- [PROBLEM DESCRIPTION] Retype the material from the line with "Patent image size: (1353, 1084)." up to and including the line with "The water channel 80 is at (650, 678).", keeping every character as it stands.
────────
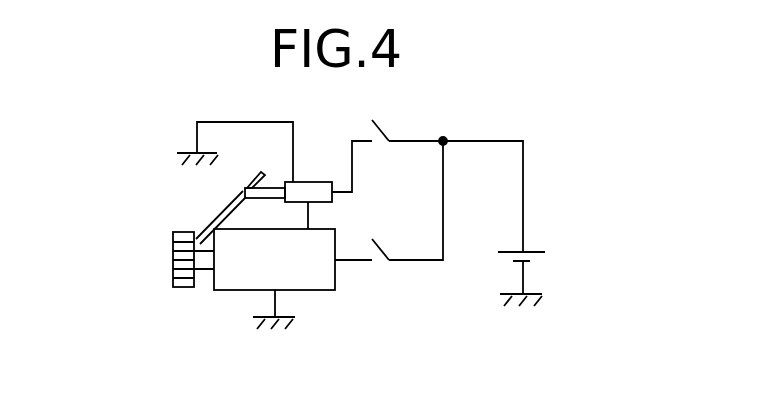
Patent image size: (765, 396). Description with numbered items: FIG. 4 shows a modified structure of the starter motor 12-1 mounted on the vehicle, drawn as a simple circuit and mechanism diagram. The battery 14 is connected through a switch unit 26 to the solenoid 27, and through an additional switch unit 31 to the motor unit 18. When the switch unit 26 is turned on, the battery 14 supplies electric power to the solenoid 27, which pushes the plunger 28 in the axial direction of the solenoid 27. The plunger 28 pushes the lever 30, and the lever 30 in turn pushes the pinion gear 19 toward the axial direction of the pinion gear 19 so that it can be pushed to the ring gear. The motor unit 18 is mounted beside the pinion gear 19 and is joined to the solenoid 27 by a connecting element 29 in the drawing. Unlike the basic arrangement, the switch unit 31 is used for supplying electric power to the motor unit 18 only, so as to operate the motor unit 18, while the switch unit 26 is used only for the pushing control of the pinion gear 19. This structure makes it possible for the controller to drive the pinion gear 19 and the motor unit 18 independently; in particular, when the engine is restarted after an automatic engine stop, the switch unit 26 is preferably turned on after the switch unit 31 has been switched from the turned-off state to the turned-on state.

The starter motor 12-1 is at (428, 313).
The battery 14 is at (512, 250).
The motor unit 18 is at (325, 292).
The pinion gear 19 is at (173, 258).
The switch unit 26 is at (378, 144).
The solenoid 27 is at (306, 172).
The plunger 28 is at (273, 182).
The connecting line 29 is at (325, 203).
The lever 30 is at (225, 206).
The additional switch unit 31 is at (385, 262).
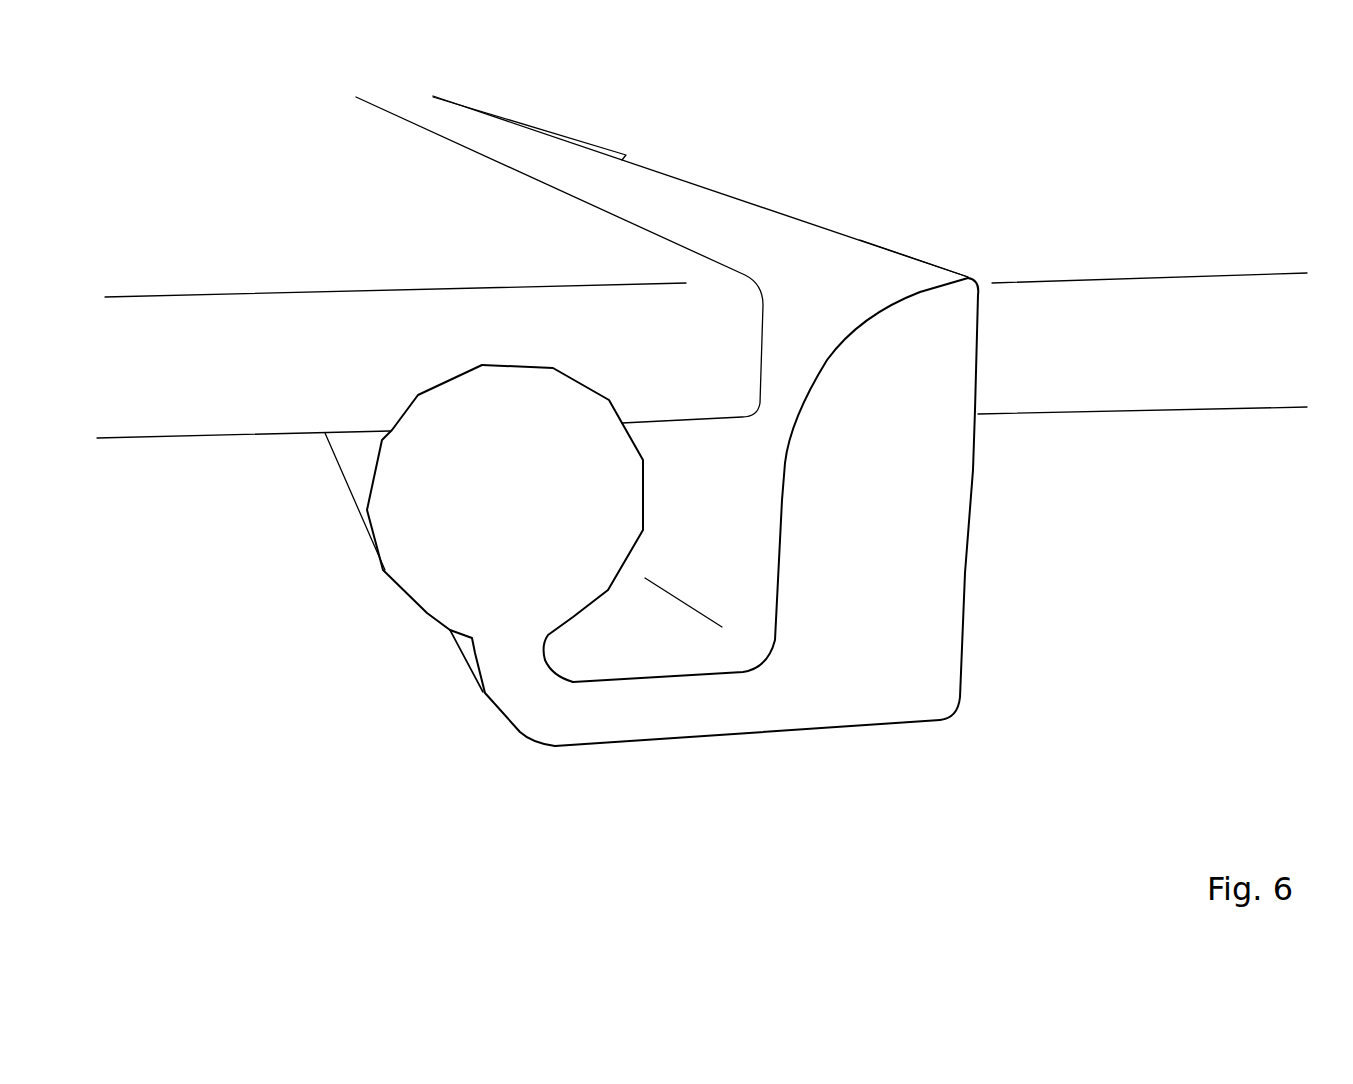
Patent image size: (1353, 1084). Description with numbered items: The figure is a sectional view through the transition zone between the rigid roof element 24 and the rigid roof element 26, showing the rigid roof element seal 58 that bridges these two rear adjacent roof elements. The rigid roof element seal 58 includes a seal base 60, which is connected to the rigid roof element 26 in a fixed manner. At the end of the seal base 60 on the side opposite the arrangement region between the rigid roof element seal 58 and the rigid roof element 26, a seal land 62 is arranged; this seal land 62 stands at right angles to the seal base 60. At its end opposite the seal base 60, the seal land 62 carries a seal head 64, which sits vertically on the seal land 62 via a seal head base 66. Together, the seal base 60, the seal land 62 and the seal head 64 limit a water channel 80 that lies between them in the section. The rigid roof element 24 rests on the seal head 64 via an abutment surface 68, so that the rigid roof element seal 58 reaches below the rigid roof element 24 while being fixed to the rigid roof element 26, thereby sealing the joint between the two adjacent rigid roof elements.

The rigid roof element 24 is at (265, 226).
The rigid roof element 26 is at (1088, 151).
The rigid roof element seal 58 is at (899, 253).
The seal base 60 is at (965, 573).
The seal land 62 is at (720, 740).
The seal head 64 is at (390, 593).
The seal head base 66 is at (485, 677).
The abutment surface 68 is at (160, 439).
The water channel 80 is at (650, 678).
────────
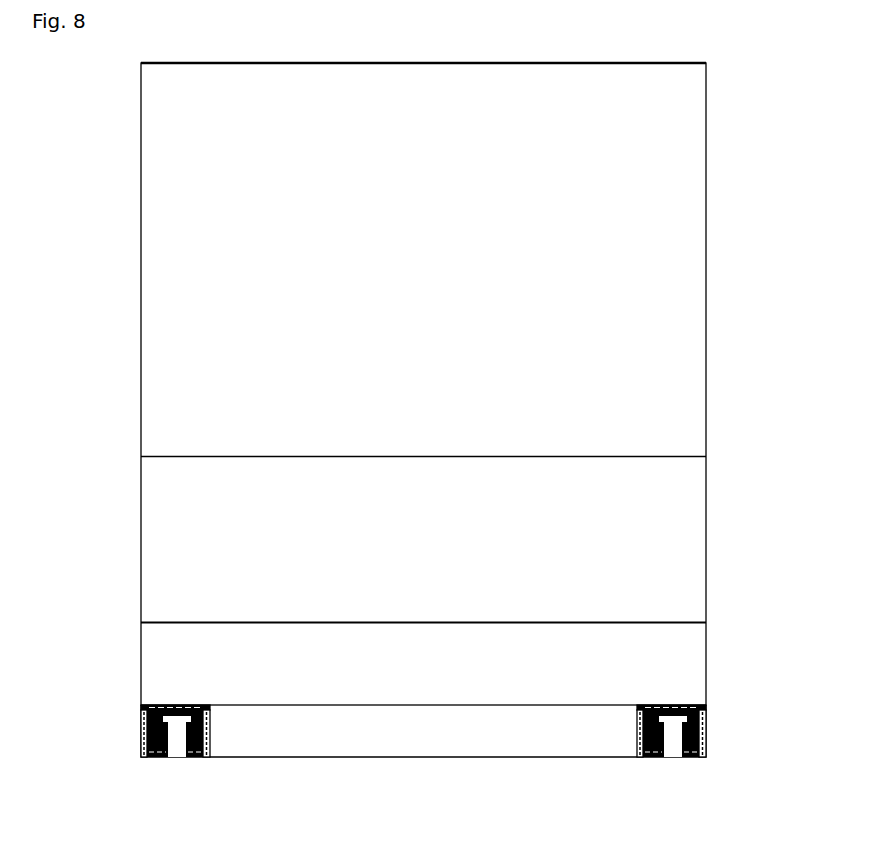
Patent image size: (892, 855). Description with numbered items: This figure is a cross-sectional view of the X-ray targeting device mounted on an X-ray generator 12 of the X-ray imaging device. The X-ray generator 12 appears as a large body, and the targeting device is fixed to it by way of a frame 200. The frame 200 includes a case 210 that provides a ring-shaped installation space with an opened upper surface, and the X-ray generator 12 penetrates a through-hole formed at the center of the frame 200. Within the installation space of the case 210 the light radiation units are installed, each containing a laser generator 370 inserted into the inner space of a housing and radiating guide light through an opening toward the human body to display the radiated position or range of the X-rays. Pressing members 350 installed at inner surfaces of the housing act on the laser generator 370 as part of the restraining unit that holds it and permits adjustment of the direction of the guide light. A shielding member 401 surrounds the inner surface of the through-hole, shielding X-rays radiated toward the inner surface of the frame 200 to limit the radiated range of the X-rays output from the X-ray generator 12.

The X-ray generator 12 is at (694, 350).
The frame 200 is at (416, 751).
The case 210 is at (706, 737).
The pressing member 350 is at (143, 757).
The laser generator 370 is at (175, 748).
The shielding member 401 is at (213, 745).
────────
- [RESULT BELOW]
Patent image size: (1353, 1084). Description with numbered items: The figure is a sectional view through the transition zone between the rigid roof element 24 and the rigid roof element 26, showing the rigid roof element seal 58 that bridges these two rear adjacent roof elements. The rigid roof element seal 58 includes a seal base 60, which is connected to the rigid roof element 26 in a fixed manner. At the end of the seal base 60 on the side opposite the arrangement region between the rigid roof element seal 58 and the rigid roof element 26, a seal land 62 is arranged; this seal land 62 stands at right angles to the seal base 60. At its end opposite the seal base 60, the seal land 62 carries a seal head 64, which sits vertically on the seal land 62 via a seal head base 66. Together, the seal base 60, the seal land 62 and the seal head 64 limit a water channel 80 that lies between them in the section. The rigid roof element 24 rests on the seal head 64 via an abutment surface 68, so that the rigid roof element seal 58 reaches below the rigid roof element 24 while being fixed to the rigid roof element 26, thereby sealing the joint between the two adjacent rigid roof elements.

The rigid roof element 24 is at (265, 226).
The rigid roof element 26 is at (1088, 151).
The rigid roof element seal 58 is at (899, 253).
The seal base 60 is at (965, 573).
The seal land 62 is at (720, 740).
The seal head 64 is at (390, 593).
The seal head base 66 is at (485, 677).
The abutment surface 68 is at (160, 439).
The water channel 80 is at (650, 678).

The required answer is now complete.